Entries from a dataset:

[start]

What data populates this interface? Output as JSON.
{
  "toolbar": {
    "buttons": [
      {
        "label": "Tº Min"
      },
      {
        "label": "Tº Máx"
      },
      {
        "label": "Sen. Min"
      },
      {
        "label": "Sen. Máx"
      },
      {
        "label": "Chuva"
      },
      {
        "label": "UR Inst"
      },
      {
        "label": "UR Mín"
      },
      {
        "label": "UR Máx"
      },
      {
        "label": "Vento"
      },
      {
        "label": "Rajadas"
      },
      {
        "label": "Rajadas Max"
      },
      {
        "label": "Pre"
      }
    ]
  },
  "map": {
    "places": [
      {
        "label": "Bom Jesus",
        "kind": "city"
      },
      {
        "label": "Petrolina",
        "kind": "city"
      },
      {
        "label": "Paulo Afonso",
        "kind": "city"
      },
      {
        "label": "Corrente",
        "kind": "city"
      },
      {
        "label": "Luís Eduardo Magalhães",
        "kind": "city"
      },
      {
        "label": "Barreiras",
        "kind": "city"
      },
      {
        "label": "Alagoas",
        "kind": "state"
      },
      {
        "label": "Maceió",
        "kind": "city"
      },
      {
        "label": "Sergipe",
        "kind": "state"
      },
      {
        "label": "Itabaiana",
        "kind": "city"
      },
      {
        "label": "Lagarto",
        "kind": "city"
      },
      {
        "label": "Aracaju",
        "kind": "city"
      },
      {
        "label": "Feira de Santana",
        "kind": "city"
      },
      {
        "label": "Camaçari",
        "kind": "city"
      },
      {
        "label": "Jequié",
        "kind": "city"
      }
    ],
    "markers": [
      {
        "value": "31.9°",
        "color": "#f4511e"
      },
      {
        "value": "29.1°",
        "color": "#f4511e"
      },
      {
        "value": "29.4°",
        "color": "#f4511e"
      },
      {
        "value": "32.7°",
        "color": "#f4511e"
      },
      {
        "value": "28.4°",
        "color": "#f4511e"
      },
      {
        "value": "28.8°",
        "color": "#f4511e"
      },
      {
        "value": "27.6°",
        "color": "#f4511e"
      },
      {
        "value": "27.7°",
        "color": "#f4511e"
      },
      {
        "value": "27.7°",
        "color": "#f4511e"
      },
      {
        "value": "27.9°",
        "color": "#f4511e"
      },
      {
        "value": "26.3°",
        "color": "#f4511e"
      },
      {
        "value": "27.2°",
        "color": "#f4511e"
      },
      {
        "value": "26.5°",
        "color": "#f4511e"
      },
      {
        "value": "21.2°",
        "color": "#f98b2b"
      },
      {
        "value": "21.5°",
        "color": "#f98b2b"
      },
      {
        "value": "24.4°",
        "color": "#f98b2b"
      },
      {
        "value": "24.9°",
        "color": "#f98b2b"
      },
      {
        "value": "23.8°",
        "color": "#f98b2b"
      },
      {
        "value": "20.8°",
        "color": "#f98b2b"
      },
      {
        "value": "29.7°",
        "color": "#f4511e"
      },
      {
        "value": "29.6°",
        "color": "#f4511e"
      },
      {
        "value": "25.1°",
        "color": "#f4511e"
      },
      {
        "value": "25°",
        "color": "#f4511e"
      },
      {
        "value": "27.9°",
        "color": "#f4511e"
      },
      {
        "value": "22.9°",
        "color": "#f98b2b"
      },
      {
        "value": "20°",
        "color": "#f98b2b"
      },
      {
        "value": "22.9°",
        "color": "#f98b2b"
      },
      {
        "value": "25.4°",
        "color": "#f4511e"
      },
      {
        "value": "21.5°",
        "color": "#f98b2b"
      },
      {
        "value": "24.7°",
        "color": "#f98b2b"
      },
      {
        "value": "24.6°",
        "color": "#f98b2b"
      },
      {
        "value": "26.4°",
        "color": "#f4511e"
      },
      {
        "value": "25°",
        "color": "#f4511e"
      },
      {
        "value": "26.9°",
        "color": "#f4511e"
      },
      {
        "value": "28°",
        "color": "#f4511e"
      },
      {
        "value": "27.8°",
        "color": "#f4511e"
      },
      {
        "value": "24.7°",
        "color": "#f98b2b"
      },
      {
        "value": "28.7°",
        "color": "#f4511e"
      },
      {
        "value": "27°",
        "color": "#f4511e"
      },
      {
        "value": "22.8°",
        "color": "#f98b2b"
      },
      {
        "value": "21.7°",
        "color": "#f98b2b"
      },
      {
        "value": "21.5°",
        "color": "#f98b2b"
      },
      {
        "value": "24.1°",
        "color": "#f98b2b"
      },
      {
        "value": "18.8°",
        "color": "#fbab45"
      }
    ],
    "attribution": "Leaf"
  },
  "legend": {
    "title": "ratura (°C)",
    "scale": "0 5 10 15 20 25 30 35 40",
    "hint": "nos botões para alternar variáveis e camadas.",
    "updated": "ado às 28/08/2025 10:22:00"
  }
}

[end]

■ **What the task asks**
Provide all the records again, word for word.

■ **Output for this task**
What data populates this interface? Output as JSON.
{
  "toolbar": {
    "buttons": [
      {
        "label": "Tº Min"
      },
      {
        "label": "Tº Máx"
      },
      {
        "label": "Sen. Min"
      },
      {
        "label": "Sen. Máx"
      },
      {
        "label": "Chuva"
      },
      {
        "label": "UR Inst"
      },
      {
        "label": "UR Mín"
      },
      {
        "label": "UR Máx"
      },
      {
        "label": "Vento"
      },
      {
        "label": "Rajadas"
      },
      {
        "label": "Rajadas Max"
      },
      {
        "label": "Pre"
      }
    ]
  },
  "map": {
    "places": [
      {
        "label": "Bom Jesus",
        "kind": "city"
      },
      {
        "label": "Petrolina",
        "kind": "city"
      },
      {
        "label": "Paulo Afonso",
        "kind": "city"
      },
      {
        "label": "Corrente",
        "kind": "city"
      },
      {
        "label": "Luís Eduardo Magalhães",
        "kind": "city"
      },
      {
        "label": "Barreiras",
        "kind": "city"
      },
      {
        "label": "Alagoas",
        "kind": "state"
      },
      {
        "label": "Maceió",
        "kind": "city"
      },
      {
        "label": "Sergipe",
        "kind": "state"
      },
      {
        "label": "Itabaiana",
        "kind": "city"
      },
      {
        "label": "Lagarto",
        "kind": "city"
      },
      {
        "label": "Aracaju",
        "kind": "city"
      },
      {
        "label": "Feira de Santana",
        "kind": "city"
      },
      {
        "label": "Camaçari",
        "kind": "city"
      },
      {
        "label": "Jequié",
        "kind": "city"
      }
    ],
    "markers": [
      {
        "value": "31.9°",
        "color": "#f4511e"
      },
      {
        "value": "29.1°",
        "color": "#f4511e"
      },
      {
        "value": "29.4°",
        "color": "#f4511e"
      },
      {
        "value": "32.7°",
        "color": "#f4511e"
      },
      {
        "value": "28.4°",
        "color": "#f4511e"
      },
      {
        "value": "28.8°",
        "color": "#f4511e"
      },
      {
        "value": "27.6°",
        "color": "#f4511e"
      },
      {
        "value": "27.7°",
        "color": "#f4511e"
      },
      {
        "value": "27.7°",
        "color": "#f4511e"
      },
      {
        "value": "27.9°",
        "color": "#f4511e"
      },
      {
        "value": "26.3°",
        "color": "#f4511e"
      },
      {
        "value": "27.2°",
        "color": "#f4511e"
      },
      {
        "value": "26.5°",
        "color": "#f4511e"
      },
      {
        "value": "21.2°",
        "color": "#f98b2b"
      },
      {
        "value": "21.5°",
        "color": "#f98b2b"
      },
      {
        "value": "24.4°",
        "color": "#f98b2b"
      },
      {
        "value": "24.9°",
        "color": "#f98b2b"
      },
      {
        "value": "23.8°",
        "color": "#f98b2b"
      },
      {
        "value": "20.8°",
        "color": "#f98b2b"
      },
      {
        "value": "29.7°",
        "color": "#f4511e"
      },
      {
        "value": "29.6°",
        "color": "#f4511e"
      },
      {
        "value": "25.1°",
        "color": "#f4511e"
      },
      {
        "value": "25°",
        "color": "#f4511e"
      },
      {
        "value": "27.9°",
        "color": "#f4511e"
      },
      {
        "value": "22.9°",
        "color": "#f98b2b"
      },
      {
        "value": "20°",
        "color": "#f98b2b"
      },
      {
        "value": "22.9°",
        "color": "#f98b2b"
      },
      {
        "value": "25.4°",
        "color": "#f4511e"
      },
      {
        "value": "21.5°",
        "color": "#f98b2b"
      },
      {
        "value": "24.7°",
        "color": "#f98b2b"
      },
      {
        "value": "24.6°",
        "color": "#f98b2b"
      },
      {
        "value": "26.4°",
        "color": "#f4511e"
      },
      {
        "value": "25°",
        "color": "#f4511e"
      },
      {
        "value": "26.9°",
        "color": "#f4511e"
      },
      {
        "value": "28°",
        "color": "#f4511e"
      },
      {
        "value": "27.8°",
        "color": "#f4511e"
      },
      {
        "value": "24.7°",
        "color": "#f98b2b"
      },
      {
        "value": "28.7°",
        "color": "#f4511e"
      },
      {
        "value": "27°",
        "color": "#f4511e"
      },
      {
        "value": "22.8°",
        "color": "#f98b2b"
      },
      {
        "value": "21.7°",
        "color": "#f98b2b"
      },
      {
        "value": "21.5°",
        "color": "#f98b2b"
      },
      {
        "value": "24.1°",
        "color": "#f98b2b"
      },
      {
        "value": "18.8°",
        "color": "#fbab45"
      }
    ],
    "attribution": "Leaf"
  },
  "legend": {
    "title": "ratura (°C)",
    "scale": "0 5 10 15 20 25 30 35 40",
    "hint": "nos botões para alternar variáveis e camadas.",
    "updated": "ado às 28/08/2025 10:22:00"
  }
}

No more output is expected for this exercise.